==== Source data ====

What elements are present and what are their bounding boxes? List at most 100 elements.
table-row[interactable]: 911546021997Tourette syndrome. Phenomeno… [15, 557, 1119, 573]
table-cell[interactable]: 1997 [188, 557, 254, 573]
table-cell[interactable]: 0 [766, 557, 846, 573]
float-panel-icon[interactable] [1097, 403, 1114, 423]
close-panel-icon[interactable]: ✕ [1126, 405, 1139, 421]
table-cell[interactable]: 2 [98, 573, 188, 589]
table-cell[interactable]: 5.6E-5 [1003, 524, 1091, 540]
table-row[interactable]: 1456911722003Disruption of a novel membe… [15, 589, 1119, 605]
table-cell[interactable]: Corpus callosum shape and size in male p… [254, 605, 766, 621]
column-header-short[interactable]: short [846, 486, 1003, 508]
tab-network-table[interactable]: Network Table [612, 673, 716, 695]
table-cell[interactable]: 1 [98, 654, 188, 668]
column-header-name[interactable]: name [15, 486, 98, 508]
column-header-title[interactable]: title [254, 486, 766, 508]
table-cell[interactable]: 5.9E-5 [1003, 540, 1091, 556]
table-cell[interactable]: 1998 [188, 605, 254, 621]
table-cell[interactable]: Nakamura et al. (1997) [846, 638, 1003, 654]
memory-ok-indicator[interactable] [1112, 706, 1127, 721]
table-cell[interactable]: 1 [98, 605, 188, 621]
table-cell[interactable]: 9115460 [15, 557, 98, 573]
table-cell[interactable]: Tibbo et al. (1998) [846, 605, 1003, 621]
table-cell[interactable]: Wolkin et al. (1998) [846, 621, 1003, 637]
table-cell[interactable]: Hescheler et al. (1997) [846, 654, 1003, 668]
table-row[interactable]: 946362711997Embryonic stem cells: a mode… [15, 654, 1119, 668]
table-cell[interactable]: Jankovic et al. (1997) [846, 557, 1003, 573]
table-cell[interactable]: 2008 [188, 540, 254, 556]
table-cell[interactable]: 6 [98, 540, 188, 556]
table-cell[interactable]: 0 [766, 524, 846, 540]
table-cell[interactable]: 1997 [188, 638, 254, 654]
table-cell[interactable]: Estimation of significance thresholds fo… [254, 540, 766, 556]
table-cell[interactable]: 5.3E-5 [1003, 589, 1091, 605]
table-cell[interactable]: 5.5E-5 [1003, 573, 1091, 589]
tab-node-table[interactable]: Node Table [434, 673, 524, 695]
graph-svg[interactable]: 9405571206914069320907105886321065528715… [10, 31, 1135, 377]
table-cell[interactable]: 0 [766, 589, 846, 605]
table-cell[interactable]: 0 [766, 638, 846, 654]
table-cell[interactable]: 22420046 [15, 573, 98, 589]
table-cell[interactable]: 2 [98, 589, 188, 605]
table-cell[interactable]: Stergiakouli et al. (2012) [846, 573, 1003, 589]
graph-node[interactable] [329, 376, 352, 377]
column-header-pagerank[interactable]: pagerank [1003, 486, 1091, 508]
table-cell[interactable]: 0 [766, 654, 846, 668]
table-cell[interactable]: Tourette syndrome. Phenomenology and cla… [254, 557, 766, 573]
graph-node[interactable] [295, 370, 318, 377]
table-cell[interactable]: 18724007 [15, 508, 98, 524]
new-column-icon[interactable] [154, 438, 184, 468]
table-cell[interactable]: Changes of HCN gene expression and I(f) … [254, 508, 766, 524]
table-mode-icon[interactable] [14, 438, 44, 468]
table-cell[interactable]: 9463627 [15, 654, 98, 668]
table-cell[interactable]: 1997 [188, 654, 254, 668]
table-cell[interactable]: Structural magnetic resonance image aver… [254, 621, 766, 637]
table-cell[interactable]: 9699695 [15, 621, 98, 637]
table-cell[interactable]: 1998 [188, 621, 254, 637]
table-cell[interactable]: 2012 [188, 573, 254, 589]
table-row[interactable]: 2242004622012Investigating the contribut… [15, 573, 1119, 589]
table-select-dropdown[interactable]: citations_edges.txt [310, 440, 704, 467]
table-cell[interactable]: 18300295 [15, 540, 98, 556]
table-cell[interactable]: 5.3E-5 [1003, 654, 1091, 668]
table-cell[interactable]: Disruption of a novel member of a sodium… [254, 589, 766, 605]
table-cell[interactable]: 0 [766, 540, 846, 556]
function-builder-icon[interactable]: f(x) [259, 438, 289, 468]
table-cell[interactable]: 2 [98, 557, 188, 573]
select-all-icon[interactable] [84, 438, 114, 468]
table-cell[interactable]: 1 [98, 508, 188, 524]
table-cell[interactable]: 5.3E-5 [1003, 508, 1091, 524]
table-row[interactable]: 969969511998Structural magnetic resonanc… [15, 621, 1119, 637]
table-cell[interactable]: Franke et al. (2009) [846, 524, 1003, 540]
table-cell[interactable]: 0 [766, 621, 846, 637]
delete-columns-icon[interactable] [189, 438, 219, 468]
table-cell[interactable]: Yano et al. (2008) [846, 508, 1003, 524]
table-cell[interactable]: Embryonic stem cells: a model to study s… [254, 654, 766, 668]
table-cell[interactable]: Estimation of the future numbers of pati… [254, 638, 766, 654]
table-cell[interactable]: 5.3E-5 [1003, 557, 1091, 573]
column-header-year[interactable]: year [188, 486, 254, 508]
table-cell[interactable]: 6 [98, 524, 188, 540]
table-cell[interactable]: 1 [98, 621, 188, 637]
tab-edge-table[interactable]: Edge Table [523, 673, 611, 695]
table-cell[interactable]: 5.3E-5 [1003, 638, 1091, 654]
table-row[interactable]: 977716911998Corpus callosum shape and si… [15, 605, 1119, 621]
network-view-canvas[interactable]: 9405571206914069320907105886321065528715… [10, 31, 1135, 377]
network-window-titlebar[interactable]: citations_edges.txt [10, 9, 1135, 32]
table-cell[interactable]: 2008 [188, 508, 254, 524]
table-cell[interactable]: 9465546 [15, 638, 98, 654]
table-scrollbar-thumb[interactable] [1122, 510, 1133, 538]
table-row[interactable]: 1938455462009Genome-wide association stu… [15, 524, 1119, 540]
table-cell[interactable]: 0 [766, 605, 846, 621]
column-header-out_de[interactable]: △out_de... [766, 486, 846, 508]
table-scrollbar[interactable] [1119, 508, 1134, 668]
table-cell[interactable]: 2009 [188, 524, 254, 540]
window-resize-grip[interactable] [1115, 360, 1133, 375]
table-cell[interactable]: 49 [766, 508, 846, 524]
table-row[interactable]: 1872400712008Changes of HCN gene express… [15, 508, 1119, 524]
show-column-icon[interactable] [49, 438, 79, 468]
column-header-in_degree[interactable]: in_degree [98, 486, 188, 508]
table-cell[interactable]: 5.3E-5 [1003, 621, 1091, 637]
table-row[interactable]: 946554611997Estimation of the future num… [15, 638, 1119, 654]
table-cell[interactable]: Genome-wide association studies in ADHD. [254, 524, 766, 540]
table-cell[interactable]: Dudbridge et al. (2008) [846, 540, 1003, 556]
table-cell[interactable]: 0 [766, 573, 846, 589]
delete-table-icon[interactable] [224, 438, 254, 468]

====

→ Task to complete
Across all the entries, count the lines that contain the string "wide", and give that number without anything else.

→ Solution to this task
2